Text for analysis:
━━━━━━

AWARE

Consensus-based method development to assess water use in LCA

The WULCA working group’s overall goal focuses on providing practitioners, from both industry and academia, with a consensual and consistent framework to assess, compare and disclose the environmental performance of products and operations regarding freshwater use. In addition to create a discussion platform that boosted the scientific research around water use in LCA, WULCA significantly influenced the creation of the draft standard ISO DIS 14046 on water footprinting: five members of WULCA, including the convener, were directly involved as national representatives within the ISO process. The main scientific WULCA deliverables are listed here.


The objective of this specific project conducted within WULCA working group was therefore to coordinate the consensuses building process and lead the scientific work into achieving a harmonized method for assessing water use in LCA, involving key method developers and stakeholders through an international collaborative effort. This consensus building process resulted in the AWARE methodology described in this section. All other AWARE-related developments (non-marginal AWARE factors, sector-specific AWARE and Regionally adapted factors) did not follow such process.
In May 2013, WULCA received the mandate from the UNEP SETAC Life Cycle Initiative (Project on Global Guidance on Environmental life cycle impact assessment indicators) to lead the harmonization and consensus building for the water use impact category.

The objective of this specific project conducted within WULCA working group was therefore to coordinate the consensuses building process and lead the scientific work into achieving a harmonized method for assessing water use in LCA, involving key method developers and stakeholders through an international collaborative effort.

━━━━━━

Supplied material:
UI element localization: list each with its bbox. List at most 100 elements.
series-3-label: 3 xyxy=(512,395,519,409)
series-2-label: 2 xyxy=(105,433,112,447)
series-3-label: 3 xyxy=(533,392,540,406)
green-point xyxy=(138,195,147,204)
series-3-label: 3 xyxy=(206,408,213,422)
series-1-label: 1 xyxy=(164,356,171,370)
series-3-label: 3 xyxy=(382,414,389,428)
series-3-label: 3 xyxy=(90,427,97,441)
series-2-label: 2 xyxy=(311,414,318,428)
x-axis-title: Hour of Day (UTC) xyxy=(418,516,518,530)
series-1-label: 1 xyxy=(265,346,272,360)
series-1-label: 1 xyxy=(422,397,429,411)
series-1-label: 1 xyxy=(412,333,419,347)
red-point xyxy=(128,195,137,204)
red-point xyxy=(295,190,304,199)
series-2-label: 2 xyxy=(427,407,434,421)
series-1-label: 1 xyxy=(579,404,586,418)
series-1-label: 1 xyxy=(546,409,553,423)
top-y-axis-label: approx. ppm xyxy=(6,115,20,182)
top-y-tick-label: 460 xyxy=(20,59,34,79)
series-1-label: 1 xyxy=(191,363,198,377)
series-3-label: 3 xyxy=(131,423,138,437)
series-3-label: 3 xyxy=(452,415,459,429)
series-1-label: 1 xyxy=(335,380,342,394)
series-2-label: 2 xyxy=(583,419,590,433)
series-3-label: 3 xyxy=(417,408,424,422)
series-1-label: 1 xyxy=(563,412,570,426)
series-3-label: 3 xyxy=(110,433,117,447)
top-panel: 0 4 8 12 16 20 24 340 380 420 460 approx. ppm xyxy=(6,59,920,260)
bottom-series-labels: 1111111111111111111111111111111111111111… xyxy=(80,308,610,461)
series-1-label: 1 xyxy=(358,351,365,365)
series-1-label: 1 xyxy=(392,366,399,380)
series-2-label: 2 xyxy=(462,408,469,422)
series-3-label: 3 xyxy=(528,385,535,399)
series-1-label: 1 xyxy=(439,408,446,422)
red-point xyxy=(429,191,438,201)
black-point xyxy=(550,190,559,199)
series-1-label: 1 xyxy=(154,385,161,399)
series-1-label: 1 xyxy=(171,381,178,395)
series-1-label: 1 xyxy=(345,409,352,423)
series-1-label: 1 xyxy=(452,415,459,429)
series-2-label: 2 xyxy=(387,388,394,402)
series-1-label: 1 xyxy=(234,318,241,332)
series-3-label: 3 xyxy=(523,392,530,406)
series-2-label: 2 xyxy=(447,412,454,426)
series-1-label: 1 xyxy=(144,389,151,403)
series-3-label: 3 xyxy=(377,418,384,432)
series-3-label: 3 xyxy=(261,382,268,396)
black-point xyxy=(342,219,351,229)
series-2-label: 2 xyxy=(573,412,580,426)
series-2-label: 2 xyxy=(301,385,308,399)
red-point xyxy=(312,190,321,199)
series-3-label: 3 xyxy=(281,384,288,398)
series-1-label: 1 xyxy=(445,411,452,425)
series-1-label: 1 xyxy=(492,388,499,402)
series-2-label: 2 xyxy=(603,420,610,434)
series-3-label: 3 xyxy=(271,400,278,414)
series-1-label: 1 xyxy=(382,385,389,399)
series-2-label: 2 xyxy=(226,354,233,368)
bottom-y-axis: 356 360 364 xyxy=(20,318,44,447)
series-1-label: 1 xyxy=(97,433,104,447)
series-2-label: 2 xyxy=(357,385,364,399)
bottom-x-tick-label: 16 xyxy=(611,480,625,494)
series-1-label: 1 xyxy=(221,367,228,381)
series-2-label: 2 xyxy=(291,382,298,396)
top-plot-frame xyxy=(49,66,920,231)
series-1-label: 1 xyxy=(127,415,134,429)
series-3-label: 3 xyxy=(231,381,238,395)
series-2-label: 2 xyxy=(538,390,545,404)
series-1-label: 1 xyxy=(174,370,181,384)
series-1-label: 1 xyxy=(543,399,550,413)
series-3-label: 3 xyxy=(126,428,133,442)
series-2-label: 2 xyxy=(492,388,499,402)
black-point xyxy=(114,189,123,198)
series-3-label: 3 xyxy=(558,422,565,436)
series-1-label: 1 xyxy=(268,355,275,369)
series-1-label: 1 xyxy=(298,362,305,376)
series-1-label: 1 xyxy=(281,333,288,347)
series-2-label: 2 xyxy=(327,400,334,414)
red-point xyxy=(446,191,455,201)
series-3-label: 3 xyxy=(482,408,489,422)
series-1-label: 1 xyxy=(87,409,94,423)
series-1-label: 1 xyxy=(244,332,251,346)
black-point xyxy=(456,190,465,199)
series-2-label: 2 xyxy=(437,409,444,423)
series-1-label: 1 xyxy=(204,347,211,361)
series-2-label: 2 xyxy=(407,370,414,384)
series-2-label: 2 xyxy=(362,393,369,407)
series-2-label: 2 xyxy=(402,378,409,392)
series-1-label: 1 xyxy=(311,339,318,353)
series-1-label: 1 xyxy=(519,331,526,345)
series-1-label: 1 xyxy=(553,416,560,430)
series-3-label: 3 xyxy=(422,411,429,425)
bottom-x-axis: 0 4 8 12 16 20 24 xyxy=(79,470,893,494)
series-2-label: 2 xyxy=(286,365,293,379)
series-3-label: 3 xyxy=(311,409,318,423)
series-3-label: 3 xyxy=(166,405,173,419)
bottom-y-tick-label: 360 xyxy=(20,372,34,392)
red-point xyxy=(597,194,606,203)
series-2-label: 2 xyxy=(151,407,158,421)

━━━━━━

Task list:
1 - Transcribe the passage of the AWARE text starting at "The WULCA working" and ending at "deliverables are listed here.".
2 - According to the AWARE text, how many WULCA members were directly involved as national representatives in the ISO process for the draft standard ISO DIS 14046?
3 - Resume the AWARE text from its last sentence.

Answers for the tasks:
1 -
The WULCA working group’s overall goal focuses on providing practitioners, from both industry and academia, with a consensual and consistent framework to assess, compare and disclose the environmental performance of products and operations regarding freshwater use. In addition to create a discussion platform that boosted the scientific research around water use in LCA, WULCA significantly influenced the creation of the draft standard ISO DIS 14046 on water footprinting: five members of WULCA, including the convener, were directly involved as national representatives within the ISO process. The main scientific WULCA deliverables are listed here.

2 - Five, including the convener.

3 -
Preliminary discussions within this working group identified the relevant question from an LCA perspective regarding potential impacts of water consumption at the midpoint level to be: “What is the potential to deprive another freshwater user (human or ecosystem) by consuming freshwater in this region?” (Boulay et al, Int.JLCA, 2015).
Outcomes from expert discussions within WULCA first identified the need to transition from WTA and CTA towards a demand-to-availability ratio (DTA), in order to better answer the overarching question since both ecosystem water demand and human consumption are considered in “demand”. The proposal was accepted by a panel of 48 LCA experts from academia, industry and governmental institutions during three international expert workshops held in Zurich, San Francisco and Tzukuba in 2014. One main limitation identified, in addition to the challenge associated with quantifying ecosystem water demand was that the DTA ratio (similarly to CTA and WTA) fails to represent the absolute water availability (per unit of surface). It only focuses on a metric relative to the use, resulting in loss of information. For example, a DTA ratio of 0.5 describes that half of the water is required by current users, but whether this amount of water is 10 or 1 000 000 m3 for the same area, is unknown. This sometimes leads to arid areas showing less scarcity than known water-abundant regions and the relevance of this for LCA application can be questionable. Three proposals emerged during the workshops that could overcome this limitation: DTAA, DTAx, and 1/AMD.

The process first used a pre-selection criterion to evaluate the relevance of each indicator with respect to the question to be answered. Non relevant indicators were filtered out from the second step (DTAA). Second, a set of criteria were used to guide the decision leading to the selection of 1/AMD through consensus, which is the basis for the recommended AWARE method.